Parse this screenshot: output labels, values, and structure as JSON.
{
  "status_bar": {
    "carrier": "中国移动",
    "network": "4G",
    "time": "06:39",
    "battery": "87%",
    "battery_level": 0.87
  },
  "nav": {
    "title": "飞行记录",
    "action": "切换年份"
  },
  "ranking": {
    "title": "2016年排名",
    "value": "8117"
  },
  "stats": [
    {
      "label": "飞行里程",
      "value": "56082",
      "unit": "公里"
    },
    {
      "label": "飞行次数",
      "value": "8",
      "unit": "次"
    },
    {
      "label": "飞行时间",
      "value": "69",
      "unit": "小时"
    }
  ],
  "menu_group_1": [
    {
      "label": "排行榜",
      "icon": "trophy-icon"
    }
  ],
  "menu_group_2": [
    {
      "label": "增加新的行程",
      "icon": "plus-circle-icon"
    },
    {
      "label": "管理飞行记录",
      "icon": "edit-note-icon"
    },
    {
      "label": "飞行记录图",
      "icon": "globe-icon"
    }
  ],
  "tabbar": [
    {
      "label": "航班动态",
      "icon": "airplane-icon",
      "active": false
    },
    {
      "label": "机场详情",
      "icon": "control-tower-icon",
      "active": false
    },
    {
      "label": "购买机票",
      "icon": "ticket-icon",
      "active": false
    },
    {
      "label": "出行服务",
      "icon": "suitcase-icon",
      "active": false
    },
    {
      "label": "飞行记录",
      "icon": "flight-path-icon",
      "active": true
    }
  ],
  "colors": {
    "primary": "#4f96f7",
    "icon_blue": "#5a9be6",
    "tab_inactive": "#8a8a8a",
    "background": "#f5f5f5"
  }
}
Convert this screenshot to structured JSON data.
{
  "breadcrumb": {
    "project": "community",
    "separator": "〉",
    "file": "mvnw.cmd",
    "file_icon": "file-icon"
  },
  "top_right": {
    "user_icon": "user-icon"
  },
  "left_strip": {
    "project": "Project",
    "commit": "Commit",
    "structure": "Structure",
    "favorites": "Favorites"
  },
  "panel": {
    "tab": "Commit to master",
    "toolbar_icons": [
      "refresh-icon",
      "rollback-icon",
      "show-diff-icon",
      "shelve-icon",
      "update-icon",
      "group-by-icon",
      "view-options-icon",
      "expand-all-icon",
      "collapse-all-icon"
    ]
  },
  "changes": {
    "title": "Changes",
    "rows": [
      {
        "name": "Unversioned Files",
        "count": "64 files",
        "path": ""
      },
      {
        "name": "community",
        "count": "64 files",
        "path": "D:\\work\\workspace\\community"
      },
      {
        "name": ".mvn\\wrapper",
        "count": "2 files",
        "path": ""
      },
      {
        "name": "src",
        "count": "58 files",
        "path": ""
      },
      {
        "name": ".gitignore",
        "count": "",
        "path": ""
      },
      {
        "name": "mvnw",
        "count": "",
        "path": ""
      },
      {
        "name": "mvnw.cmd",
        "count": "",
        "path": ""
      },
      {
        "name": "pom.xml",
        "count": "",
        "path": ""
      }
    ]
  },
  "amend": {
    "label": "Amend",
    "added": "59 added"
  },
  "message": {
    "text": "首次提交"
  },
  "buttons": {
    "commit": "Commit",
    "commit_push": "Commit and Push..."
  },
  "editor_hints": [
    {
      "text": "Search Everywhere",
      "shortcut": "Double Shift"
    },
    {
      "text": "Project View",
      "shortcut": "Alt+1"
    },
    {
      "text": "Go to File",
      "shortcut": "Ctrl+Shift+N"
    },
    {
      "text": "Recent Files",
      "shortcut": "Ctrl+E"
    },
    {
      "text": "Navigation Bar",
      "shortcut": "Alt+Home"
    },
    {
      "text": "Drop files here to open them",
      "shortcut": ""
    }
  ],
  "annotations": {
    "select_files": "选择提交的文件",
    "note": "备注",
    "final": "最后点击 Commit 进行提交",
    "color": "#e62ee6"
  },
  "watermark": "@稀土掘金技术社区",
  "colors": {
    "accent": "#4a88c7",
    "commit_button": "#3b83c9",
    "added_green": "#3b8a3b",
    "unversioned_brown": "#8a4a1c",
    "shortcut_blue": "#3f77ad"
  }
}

WRITTEN REQUEST ▸
Please reproduce the entire listing, exactly as shown.

RESULT ▸
Parse this screenshot: output labels, values, and structure as JSON.
{
  "status_bar": {
    "carrier": "中国移动",
    "network": "4G",
    "time": "06:39",
    "battery": "87%",
    "battery_level": 0.87
  },
  "nav": {
    "title": "飞行记录",
    "action": "切换年份"
  },
  "ranking": {
    "title": "2016年排名",
    "value": "8117"
  },
  "stats": [
    {
      "label": "飞行里程",
      "value": "56082",
      "unit": "公里"
    },
    {
      "label": "飞行次数",
      "value": "8",
      "unit": "次"
    },
    {
      "label": "飞行时间",
      "value": "69",
      "unit": "小时"
    }
  ],
  "menu_group_1": [
    {
      "label": "排行榜",
      "icon": "trophy-icon"
    }
  ],
  "menu_group_2": [
    {
      "label": "增加新的行程",
      "icon": "plus-circle-icon"
    },
    {
      "label": "管理飞行记录",
      "icon": "edit-note-icon"
    },
    {
      "label": "飞行记录图",
      "icon": "globe-icon"
    }
  ],
  "tabbar": [
    {
      "label": "航班动态",
      "icon": "airplane-icon",
      "active": false
    },
    {
      "label": "机场详情",
      "icon": "control-tower-icon",
      "active": false
    },
    {
      "label": "购买机票",
      "icon": "ticket-icon",
      "active": false
    },
    {
      "label": "出行服务",
      "icon": "suitcase-icon",
      "active": false
    },
    {
      "label": "飞行记录",
      "icon": "flight-path-icon",
      "active": true
    }
  ],
  "colors": {
    "primary": "#4f96f7",
    "icon_blue": "#5a9be6",
    "tab_inactive": "#8a8a8a",
    "background": "#f5f5f5"
  }
}
Convert this screenshot to structured JSON data.
{
  "breadcrumb": {
    "project": "community",
    "separator": "〉",
    "file": "mvnw.cmd",
    "file_icon": "file-icon"
  },
  "top_right": {
    "user_icon": "user-icon"
  },
  "left_strip": {
    "project": "Project",
    "commit": "Commit",
    "structure": "Structure",
    "favorites": "Favorites"
  },
  "panel": {
    "tab": "Commit to master",
    "toolbar_icons": [
      "refresh-icon",
      "rollback-icon",
      "show-diff-icon",
      "shelve-icon",
      "update-icon",
      "group-by-icon",
      "view-options-icon",
      "expand-all-icon",
      "collapse-all-icon"
    ]
  },
  "changes": {
    "title": "Changes",
    "rows": [
      {
        "name": "Unversioned Files",
        "count": "64 files",
        "path": ""
      },
      {
        "name": "community",
        "count": "64 files",
        "path": "D:\\work\\workspace\\community"
      },
      {
        "name": ".mvn\\wrapper",
        "count": "2 files",
        "path": ""
      },
      {
        "name": "src",
        "count": "58 files",
        "path": ""
      },
      {
        "name": ".gitignore",
        "count": "",
        "path": ""
      },
      {
        "name": "mvnw",
        "count": "",
        "path": ""
      },
      {
        "name": "mvnw.cmd",
        "count": "",
        "path": ""
      },
      {
        "name": "pom.xml",
        "count": "",
        "path": ""
      }
    ]
  },
  "amend": {
    "label": "Amend",
    "added": "59 added"
  },
  "message": {
    "text": "首次提交"
  },
  "buttons": {
    "commit": "Commit",
    "commit_push": "Commit and Push..."
  },
  "editor_hints": [
    {
      "text": "Search Everywhere",
      "shortcut": "Double Shift"
    },
    {
      "text": "Project View",
      "shortcut": "Alt+1"
    },
    {
      "text": "Go to File",
      "shortcut": "Ctrl+Shift+N"
    },
    {
      "text": "Recent Files",
      "shortcut": "Ctrl+E"
    },
    {
      "text": "Navigation Bar",
      "shortcut": "Alt+Home"
    },
    {
      "text": "Drop files here to open them",
      "shortcut": ""
    }
  ],
  "annotations": {
    "select_files": "选择提交的文件",
    "note": "备注",
    "final": "最后点击 Commit 进行提交",
    "color": "#e62ee6"
  },
  "watermark": "@稀土掘金技术社区",
  "colors": {
    "accent": "#4a88c7",
    "commit_button": "#3b83c9",
    "added_green": "#3b8a3b",
    "unversioned_brown": "#8a4a1c",
    "shortcut_blue": "#3f77ad"
  }
}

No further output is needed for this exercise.